INFORMATION SHOWN:

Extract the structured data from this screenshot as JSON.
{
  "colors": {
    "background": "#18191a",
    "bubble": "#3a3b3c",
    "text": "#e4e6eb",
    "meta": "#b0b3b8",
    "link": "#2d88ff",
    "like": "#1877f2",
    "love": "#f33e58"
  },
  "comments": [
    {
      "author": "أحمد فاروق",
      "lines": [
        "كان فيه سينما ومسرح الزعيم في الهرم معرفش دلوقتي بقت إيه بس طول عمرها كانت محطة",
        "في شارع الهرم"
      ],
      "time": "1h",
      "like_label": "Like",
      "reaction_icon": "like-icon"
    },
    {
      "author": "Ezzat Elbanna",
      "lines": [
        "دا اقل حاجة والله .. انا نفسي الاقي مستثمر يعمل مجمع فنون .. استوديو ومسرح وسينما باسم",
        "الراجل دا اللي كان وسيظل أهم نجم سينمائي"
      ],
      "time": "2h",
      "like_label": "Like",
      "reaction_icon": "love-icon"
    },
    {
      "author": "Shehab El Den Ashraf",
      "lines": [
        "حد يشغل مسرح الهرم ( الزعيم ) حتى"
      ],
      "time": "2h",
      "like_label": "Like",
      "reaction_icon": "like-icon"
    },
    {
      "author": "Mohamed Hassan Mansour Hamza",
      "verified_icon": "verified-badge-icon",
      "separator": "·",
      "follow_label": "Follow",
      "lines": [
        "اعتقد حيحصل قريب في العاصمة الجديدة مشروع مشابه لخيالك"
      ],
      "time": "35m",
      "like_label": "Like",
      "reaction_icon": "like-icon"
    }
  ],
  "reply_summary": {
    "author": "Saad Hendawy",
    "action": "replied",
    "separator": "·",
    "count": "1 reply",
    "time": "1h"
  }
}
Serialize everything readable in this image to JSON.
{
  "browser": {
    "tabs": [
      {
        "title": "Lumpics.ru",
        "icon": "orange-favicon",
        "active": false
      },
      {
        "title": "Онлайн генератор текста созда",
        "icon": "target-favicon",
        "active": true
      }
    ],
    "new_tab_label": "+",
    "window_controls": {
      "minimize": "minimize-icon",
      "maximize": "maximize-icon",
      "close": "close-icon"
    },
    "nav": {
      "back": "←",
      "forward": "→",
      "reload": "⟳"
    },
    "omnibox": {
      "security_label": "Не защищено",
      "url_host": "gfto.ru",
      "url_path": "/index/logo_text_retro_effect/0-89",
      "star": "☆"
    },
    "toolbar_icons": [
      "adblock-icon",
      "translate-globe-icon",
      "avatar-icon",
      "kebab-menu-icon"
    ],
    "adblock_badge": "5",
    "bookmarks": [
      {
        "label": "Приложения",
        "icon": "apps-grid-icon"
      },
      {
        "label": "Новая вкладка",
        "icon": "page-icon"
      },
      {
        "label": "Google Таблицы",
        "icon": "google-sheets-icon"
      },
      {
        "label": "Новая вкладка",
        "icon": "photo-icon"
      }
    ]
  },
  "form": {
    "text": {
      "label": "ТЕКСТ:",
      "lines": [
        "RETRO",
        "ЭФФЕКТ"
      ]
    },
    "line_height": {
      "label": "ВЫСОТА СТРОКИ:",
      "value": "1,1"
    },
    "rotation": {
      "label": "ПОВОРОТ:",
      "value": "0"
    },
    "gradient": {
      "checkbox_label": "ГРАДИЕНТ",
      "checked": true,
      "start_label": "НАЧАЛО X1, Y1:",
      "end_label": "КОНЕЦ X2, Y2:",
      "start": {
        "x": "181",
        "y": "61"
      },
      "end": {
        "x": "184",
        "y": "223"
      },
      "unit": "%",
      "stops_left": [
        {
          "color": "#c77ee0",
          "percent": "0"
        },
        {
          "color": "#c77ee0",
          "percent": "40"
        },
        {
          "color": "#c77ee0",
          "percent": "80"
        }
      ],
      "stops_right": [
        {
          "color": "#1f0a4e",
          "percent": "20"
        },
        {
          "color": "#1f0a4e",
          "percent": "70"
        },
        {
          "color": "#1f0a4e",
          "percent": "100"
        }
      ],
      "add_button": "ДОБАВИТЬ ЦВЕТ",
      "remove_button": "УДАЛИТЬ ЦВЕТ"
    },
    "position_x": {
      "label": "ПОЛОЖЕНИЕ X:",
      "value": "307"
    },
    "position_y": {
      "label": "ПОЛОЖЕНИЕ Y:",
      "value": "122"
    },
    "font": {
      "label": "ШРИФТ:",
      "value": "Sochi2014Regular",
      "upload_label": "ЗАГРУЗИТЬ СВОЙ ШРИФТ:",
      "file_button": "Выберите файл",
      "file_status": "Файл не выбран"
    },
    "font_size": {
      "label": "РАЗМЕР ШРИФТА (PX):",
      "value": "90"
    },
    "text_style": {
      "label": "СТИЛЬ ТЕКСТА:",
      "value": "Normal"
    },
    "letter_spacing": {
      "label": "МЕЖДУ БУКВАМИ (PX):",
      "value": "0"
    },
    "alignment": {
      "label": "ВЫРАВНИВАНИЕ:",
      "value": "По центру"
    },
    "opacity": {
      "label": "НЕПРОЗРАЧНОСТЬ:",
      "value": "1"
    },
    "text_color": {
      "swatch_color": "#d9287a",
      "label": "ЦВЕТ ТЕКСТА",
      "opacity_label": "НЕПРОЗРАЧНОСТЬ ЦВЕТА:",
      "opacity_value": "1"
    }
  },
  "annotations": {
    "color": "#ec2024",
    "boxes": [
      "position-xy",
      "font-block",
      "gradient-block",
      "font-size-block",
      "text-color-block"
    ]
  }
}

JOB: Work through the records line by line and tally those holding "ПОЛОЖЕНИЕ". Reply with the number alone.

ANSWER FOR THE TASK: 2